- _Records supplied_

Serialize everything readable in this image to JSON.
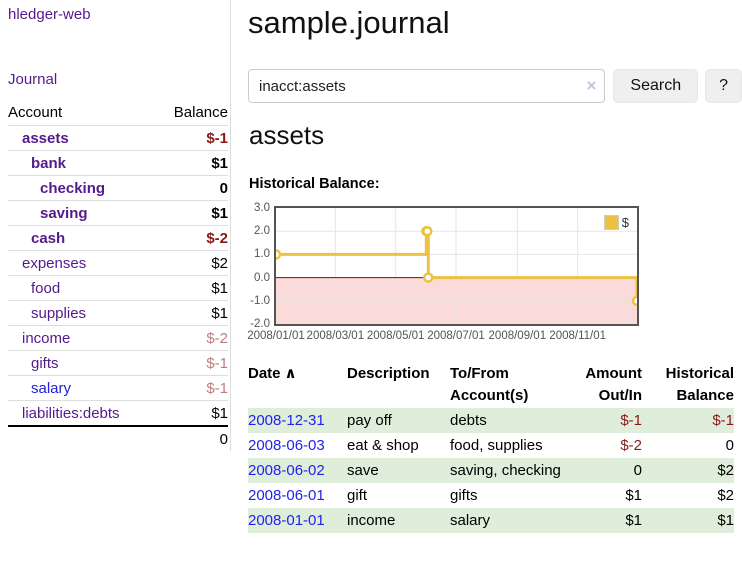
{
  "app": {
    "brand": "hledger-web",
    "nav_journal": "Journal"
  },
  "sidebar": {
    "header": {
      "account": "Account",
      "balance": "Balance"
    },
    "accounts": [
      {
        "name": "assets",
        "balance": "$-1",
        "depth": 1,
        "bold": true,
        "neg": "strong"
      },
      {
        "name": "bank",
        "balance": "$1",
        "depth": 2,
        "bold": true,
        "neg": "none"
      },
      {
        "name": "checking",
        "balance": "0",
        "depth": 3,
        "bold": true,
        "neg": "none"
      },
      {
        "name": "saving",
        "balance": "$1",
        "depth": 3,
        "bold": true,
        "neg": "none"
      },
      {
        "name": "cash",
        "balance": "$-2",
        "depth": 2,
        "bold": true,
        "neg": "strong"
      },
      {
        "name": "expenses",
        "balance": "$2",
        "depth": 1,
        "bold": false,
        "neg": "none"
      },
      {
        "name": "food",
        "balance": "$1",
        "depth": 2,
        "bold": false,
        "neg": "none"
      },
      {
        "name": "supplies",
        "balance": "$1",
        "depth": 2,
        "bold": false,
        "neg": "none"
      },
      {
        "name": "income",
        "balance": "$-2",
        "depth": 1,
        "bold": false,
        "neg": "muted"
      },
      {
        "name": "gifts",
        "balance": "$-1",
        "depth": 2,
        "bold": false,
        "neg": "muted"
      },
      {
        "name": "salary",
        "balance": "$-1",
        "depth": 2,
        "bold": false,
        "neg": "muted",
        "unvisited": true
      },
      {
        "name": "liabilities:debts",
        "balance": "$1",
        "depth": 1,
        "bold": false,
        "neg": "none"
      }
    ],
    "total": "0"
  },
  "main": {
    "title": "sample.journal",
    "search": {
      "value": "inacct:assets",
      "clear_icon": "×",
      "search_label": "Search",
      "help_label": "?"
    },
    "account_heading": "assets",
    "chart_title": "Historical Balance:"
  },
  "chart_data": {
    "type": "line",
    "title": "Historical Balance:",
    "step": true,
    "x_range": [
      "2008-01-01",
      "2008-12-31"
    ],
    "xticks": [
      "2008/01/01",
      "2008/03/01",
      "2008/05/01",
      "2008/07/01",
      "2008/09/01",
      "2008/11/01"
    ],
    "yticks": [
      3.0,
      2.0,
      1.0,
      0.0,
      -1.0,
      -2.0
    ],
    "ylim": [
      -2,
      3
    ],
    "series": [
      {
        "name": "$",
        "points": [
          [
            "2008-01-01",
            1
          ],
          [
            "2008-06-01",
            2
          ],
          [
            "2008-06-02",
            2
          ],
          [
            "2008-06-03",
            0
          ],
          [
            "2008-12-31",
            -1
          ]
        ]
      }
    ],
    "legend": {
      "label": "$",
      "position": "top-right"
    },
    "negative_region_shaded": true,
    "colors": {
      "series": "#edc240",
      "zero_line": "#8b0000",
      "negative_fill": "#fbdada",
      "grid": "#e6e6e6",
      "border": "#545454",
      "tick_text": "#545454"
    }
  },
  "register": {
    "columns": [
      "Date",
      "Description",
      "To/From Account(s)",
      "Amount Out/In",
      "Historical Balance"
    ],
    "sort_icon": "∧",
    "rows": [
      {
        "date": "2008-12-31",
        "description": "pay off",
        "accounts": "debts",
        "amount": "$-1",
        "balance": "$-1"
      },
      {
        "date": "2008-06-03",
        "description": "eat & shop",
        "accounts": "food, supplies",
        "amount": "$-2",
        "balance": "0"
      },
      {
        "date": "2008-06-02",
        "description": "save",
        "accounts": "saving, checking",
        "amount": "0",
        "balance": "$2"
      },
      {
        "date": "2008-06-01",
        "description": "gift",
        "accounts": "gifts",
        "amount": "$1",
        "balance": "$2"
      },
      {
        "date": "2008-01-01",
        "description": "income",
        "accounts": "salary",
        "amount": "$1",
        "balance": "$1"
      }
    ]
  },
  "colors": {
    "link_purple": "#551a8b",
    "link_blue": "#2222dd",
    "date_link_blue": "#2222ee",
    "negative_strong": "#8b1818",
    "negative_muted": "#bd7d7d",
    "row_stripe_green": "#dfeeda",
    "button_bg": "#efefef"
  }
}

- _Your objective_
Gather each line in the entries above where the string "accounts" is found.

- _Answer for the task_
    "accounts": [
        "accounts": "debts",
        "accounts": "food, supplies",
        "accounts": "saving, checking",
        "accounts": "gifts",
        "accounts": "salary",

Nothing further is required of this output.